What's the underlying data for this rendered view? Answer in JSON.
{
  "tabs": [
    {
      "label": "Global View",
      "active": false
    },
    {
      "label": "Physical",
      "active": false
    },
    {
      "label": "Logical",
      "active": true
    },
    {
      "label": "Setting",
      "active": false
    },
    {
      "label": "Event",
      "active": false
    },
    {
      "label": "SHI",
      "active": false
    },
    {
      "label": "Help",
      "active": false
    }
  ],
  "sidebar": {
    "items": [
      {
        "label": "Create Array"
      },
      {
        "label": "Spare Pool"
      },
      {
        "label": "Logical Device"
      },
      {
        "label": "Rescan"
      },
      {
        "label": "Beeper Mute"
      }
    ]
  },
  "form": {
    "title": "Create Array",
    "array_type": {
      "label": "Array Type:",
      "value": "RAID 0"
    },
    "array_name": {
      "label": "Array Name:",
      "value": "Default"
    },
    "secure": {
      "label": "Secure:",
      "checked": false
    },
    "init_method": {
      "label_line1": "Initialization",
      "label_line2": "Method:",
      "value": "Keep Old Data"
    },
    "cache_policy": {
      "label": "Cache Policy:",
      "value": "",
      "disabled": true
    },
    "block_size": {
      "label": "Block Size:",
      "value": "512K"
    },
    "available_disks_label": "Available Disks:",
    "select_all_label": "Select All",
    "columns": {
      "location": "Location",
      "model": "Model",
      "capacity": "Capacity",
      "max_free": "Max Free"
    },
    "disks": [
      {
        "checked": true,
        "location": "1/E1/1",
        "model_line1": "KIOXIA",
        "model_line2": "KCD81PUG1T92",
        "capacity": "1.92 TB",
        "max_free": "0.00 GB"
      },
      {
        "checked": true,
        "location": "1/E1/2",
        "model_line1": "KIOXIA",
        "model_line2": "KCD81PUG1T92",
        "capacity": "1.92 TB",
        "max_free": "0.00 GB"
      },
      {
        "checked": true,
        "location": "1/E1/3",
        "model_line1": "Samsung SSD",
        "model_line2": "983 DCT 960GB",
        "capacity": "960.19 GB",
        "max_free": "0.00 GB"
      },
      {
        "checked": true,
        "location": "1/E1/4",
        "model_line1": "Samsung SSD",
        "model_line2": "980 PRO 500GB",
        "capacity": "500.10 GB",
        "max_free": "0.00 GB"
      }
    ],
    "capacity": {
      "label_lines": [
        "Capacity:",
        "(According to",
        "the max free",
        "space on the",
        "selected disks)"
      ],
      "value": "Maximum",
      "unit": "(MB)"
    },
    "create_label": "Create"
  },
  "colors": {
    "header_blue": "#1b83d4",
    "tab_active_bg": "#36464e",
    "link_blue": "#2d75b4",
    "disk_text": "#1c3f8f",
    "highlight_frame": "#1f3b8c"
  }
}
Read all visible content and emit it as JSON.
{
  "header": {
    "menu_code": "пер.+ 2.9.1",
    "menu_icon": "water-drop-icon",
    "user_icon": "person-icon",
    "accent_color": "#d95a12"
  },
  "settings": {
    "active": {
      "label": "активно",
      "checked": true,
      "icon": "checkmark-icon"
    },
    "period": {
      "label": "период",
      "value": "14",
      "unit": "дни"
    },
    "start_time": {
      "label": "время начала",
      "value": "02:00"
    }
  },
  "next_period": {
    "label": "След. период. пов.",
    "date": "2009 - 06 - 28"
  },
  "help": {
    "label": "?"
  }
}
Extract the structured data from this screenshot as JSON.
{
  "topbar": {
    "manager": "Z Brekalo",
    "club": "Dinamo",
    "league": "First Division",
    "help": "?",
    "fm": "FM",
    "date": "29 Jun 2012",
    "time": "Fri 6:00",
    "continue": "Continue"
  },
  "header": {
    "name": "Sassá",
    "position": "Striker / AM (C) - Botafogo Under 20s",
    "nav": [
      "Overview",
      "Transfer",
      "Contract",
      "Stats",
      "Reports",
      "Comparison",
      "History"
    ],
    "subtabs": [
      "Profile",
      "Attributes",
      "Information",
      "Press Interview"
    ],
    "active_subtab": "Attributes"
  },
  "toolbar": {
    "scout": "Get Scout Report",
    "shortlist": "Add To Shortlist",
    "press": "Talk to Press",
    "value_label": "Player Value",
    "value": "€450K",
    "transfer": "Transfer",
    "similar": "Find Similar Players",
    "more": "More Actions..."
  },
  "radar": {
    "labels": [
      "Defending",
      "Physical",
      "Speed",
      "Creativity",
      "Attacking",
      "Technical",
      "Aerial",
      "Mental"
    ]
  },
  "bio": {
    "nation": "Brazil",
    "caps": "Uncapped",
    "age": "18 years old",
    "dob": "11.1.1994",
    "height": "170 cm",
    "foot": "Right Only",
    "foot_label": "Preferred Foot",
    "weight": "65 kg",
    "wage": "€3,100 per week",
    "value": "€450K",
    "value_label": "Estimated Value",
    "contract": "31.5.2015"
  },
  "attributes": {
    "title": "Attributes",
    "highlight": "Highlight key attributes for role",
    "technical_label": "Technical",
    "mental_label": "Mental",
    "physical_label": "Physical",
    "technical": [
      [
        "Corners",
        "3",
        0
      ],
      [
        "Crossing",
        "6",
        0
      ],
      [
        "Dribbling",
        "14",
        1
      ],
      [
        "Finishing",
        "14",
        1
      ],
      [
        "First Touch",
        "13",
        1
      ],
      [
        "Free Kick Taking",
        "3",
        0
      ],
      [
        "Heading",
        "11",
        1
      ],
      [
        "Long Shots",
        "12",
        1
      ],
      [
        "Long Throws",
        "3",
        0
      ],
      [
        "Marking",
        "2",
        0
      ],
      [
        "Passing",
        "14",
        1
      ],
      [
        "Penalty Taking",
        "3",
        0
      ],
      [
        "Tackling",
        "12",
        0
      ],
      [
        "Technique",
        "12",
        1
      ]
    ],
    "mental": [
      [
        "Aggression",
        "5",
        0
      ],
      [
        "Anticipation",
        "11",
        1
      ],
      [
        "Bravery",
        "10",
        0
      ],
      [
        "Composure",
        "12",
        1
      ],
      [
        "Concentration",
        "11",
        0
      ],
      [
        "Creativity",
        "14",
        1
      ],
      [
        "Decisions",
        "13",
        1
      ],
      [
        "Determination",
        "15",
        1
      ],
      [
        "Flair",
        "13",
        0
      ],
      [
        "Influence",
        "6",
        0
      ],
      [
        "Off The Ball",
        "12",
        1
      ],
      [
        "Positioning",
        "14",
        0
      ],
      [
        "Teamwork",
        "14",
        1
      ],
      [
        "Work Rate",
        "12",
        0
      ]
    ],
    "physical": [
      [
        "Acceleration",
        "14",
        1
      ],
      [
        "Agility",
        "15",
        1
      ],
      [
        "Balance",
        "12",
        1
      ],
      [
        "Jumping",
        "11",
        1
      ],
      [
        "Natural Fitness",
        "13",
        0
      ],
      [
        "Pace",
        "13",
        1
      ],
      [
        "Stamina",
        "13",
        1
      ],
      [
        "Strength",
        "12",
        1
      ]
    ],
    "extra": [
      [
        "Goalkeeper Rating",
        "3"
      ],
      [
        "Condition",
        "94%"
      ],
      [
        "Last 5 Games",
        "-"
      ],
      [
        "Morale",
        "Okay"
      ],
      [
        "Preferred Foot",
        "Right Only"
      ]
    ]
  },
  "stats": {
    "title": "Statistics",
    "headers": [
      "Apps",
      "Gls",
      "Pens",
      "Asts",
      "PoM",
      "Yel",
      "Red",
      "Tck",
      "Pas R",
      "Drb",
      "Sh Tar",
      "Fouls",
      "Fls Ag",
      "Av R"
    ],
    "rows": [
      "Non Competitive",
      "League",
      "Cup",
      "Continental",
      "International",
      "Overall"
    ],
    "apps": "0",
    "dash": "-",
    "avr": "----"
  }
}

▶ _Task objective_: The entries above must be returned in full, exactly as shown.

▶ _Result below_:
What's the underlying data for this rendered view? Answer in JSON.
{
  "tabs": [
    {
      "label": "Global View",
      "active": false
    },
    {
      "label": "Physical",
      "active": false
    },
    {
      "label": "Logical",
      "active": true
    },
    {
      "label": "Setting",
      "active": false
    },
    {
      "label": "Event",
      "active": false
    },
    {
      "label": "SHI",
      "active": false
    },
    {
      "label": "Help",
      "active": false
    }
  ],
  "sidebar": {
    "items": [
      {
        "label": "Create Array"
      },
      {
        "label": "Spare Pool"
      },
      {
        "label": "Logical Device"
      },
      {
        "label": "Rescan"
      },
      {
        "label": "Beeper Mute"
      }
    ]
  },
  "form": {
    "title": "Create Array",
    "array_type": {
      "label": "Array Type:",
      "value": "RAID 0"
    },
    "array_name": {
      "label": "Array Name:",
      "value": "Default"
    },
    "secure": {
      "label": "Secure:",
      "checked": false
    },
    "init_method": {
      "label_line1": "Initialization",
      "label_line2": "Method:",
      "value": "Keep Old Data"
    },
    "cache_policy": {
      "label": "Cache Policy:",
      "value": "",
      "disabled": true
    },
    "block_size": {
      "label": "Block Size:",
      "value": "512K"
    },
    "available_disks_label": "Available Disks:",
    "select_all_label": "Select All",
    "columns": {
      "location": "Location",
      "model": "Model",
      "capacity": "Capacity",
      "max_free": "Max Free"
    },
    "disks": [
      {
        "checked": true,
        "location": "1/E1/1",
        "model_line1": "KIOXIA",
        "model_line2": "KCD81PUG1T92",
        "capacity": "1.92 TB",
        "max_free": "0.00 GB"
      },
      {
        "checked": true,
        "location": "1/E1/2",
        "model_line1": "KIOXIA",
        "model_line2": "KCD81PUG1T92",
        "capacity": "1.92 TB",
        "max_free": "0.00 GB"
      },
      {
        "checked": true,
        "location": "1/E1/3",
        "model_line1": "Samsung SSD",
        "model_line2": "983 DCT 960GB",
        "capacity": "960.19 GB",
        "max_free": "0.00 GB"
      },
      {
        "checked": true,
        "location": "1/E1/4",
        "model_line1": "Samsung SSD",
        "model_line2": "980 PRO 500GB",
        "capacity": "500.10 GB",
        "max_free": "0.00 GB"
      }
    ],
    "capacity": {
      "label_lines": [
        "Capacity:",
        "(According to",
        "the max free",
        "space on the",
        "selected disks)"
      ],
      "value": "Maximum",
      "unit": "(MB)"
    },
    "create_label": "Create"
  },
  "colors": {
    "header_blue": "#1b83d4",
    "tab_active_bg": "#36464e",
    "link_blue": "#2d75b4",
    "disk_text": "#1c3f8f",
    "highlight_frame": "#1f3b8c"
  }
}
Read all visible content and emit it as JSON.
{
  "header": {
    "menu_code": "пер.+ 2.9.1",
    "menu_icon": "water-drop-icon",
    "user_icon": "person-icon",
    "accent_color": "#d95a12"
  },
  "settings": {
    "active": {
      "label": "активно",
      "checked": true,
      "icon": "checkmark-icon"
    },
    "period": {
      "label": "период",
      "value": "14",
      "unit": "дни"
    },
    "start_time": {
      "label": "время начала",
      "value": "02:00"
    }
  },
  "next_period": {
    "label": "След. период. пов.",
    "date": "2009 - 06 - 28"
  },
  "help": {
    "label": "?"
  }
}
Extract the structured data from this screenshot as JSON.
{
  "topbar": {
    "manager": "Z Brekalo",
    "club": "Dinamo",
    "league": "First Division",
    "help": "?",
    "fm": "FM",
    "date": "29 Jun 2012",
    "time": "Fri 6:00",
    "continue": "Continue"
  },
  "header": {
    "name": "Sassá",
    "position": "Striker / AM (C) - Botafogo Under 20s",
    "nav": [
      "Overview",
      "Transfer",
      "Contract",
      "Stats",
      "Reports",
      "Comparison",
      "History"
    ],
    "subtabs": [
      "Profile",
      "Attributes",
      "Information",
      "Press Interview"
    ],
    "active_subtab": "Attributes"
  },
  "toolbar": {
    "scout": "Get Scout Report",
    "shortlist": "Add To Shortlist",
    "press": "Talk to Press",
    "value_label": "Player Value",
    "value": "€450K",
    "transfer": "Transfer",
    "similar": "Find Similar Players",
    "more": "More Actions..."
  },
  "radar": {
    "labels": [
      "Defending",
      "Physical",
      "Speed",
      "Creativity",
      "Attacking",
      "Technical",
      "Aerial",
      "Mental"
    ]
  },
  "bio": {
    "nation": "Brazil",
    "caps": "Uncapped",
    "age": "18 years old",
    "dob": "11.1.1994",
    "height": "170 cm",
    "foot": "Right Only",
    "foot_label": "Preferred Foot",
    "weight": "65 kg",
    "wage": "€3,100 per week",
    "value": "€450K",
    "value_label": "Estimated Value",
    "contract": "31.5.2015"
  },
  "attributes": {
    "title": "Attributes",
    "highlight": "Highlight key attributes for role",
    "technical_label": "Technical",
    "mental_label": "Mental",
    "physical_label": "Physical",
    "technical": [
      [
        "Corners",
        "3",
        0
      ],
      [
        "Crossing",
        "6",
        0
      ],
      [
        "Dribbling",
        "14",
        1
      ],
      [
        "Finishing",
        "14",
        1
      ],
      [
        "First Touch",
        "13",
        1
      ],
      [
        "Free Kick Taking",
        "3",
        0
      ],
      [
        "Heading",
        "11",
        1
      ],
      [
        "Long Shots",
        "12",
        1
      ],
      [
        "Long Throws",
        "3",
        0
      ],
      [
        "Marking",
        "2",
        0
      ],
      [
        "Passing",
        "14",
        1
      ],
      [
        "Penalty Taking",
        "3",
        0
      ],
      [
        "Tackling",
        "12",
        0
      ],
      [
        "Technique",
        "12",
        1
      ]
    ],
    "mental": [
      [
        "Aggression",
        "5",
        0
      ],
      [
        "Anticipation",
        "11",
        1
      ],
      [
        "Bravery",
        "10",
        0
      ],
      [
        "Composure",
        "12",
        1
      ],
      [
        "Concentration",
        "11",
        0
      ],
      [
        "Creativity",
        "14",
        1
      ],
      [
        "Decisions",
        "13",
        1
      ],
      [
        "Determination",
        "15",
        1
      ],
      [
        "Flair",
        "13",
        0
      ],
      [
        "Influence",
        "6",
        0
      ],
      [
        "Off The Ball",
        "12",
        1
      ],
      [
        "Positioning",
        "14",
        0
      ],
      [
        "Teamwork",
        "14",
        1
      ],
      [
        "Work Rate",
        "12",
        0
      ]
    ],
    "physical": [
      [
        "Acceleration",
        "14",
        1
      ],
      [
        "Agility",
        "15",
        1
      ],
      [
        "Balance",
        "12",
        1
      ],
      [
        "Jumping",
        "11",
        1
      ],
      [
        "Natural Fitness",
        "13",
        0
      ],
      [
        "Pace",
        "13",
        1
      ],
      [
        "Stamina",
        "13",
        1
      ],
      [
        "Strength",
        "12",
        1
      ]
    ],
    "extra": [
      [
        "Goalkeeper Rating",
        "3"
      ],
      [
        "Condition",
        "94%"
      ],
      [
        "Last 5 Games",
        "-"
      ],
      [
        "Morale",
        "Okay"
      ],
      [
        "Preferred Foot",
        "Right Only"
      ]
    ]
  },
  "stats": {
    "title": "Statistics",
    "headers": [
      "Apps",
      "Gls",
      "Pens",
      "Asts",
      "PoM",
      "Yel",
      "Red",
      "Tck",
      "Pas R",
      "Drb",
      "Sh Tar",
      "Fouls",
      "Fls Ag",
      "Av R"
    ],
    "rows": [
      "Non Competitive",
      "League",
      "Cup",
      "Continental",
      "International",
      "Overall"
    ],
    "apps": "0",
    "dash": "-",
    "avr": "----"
  }
}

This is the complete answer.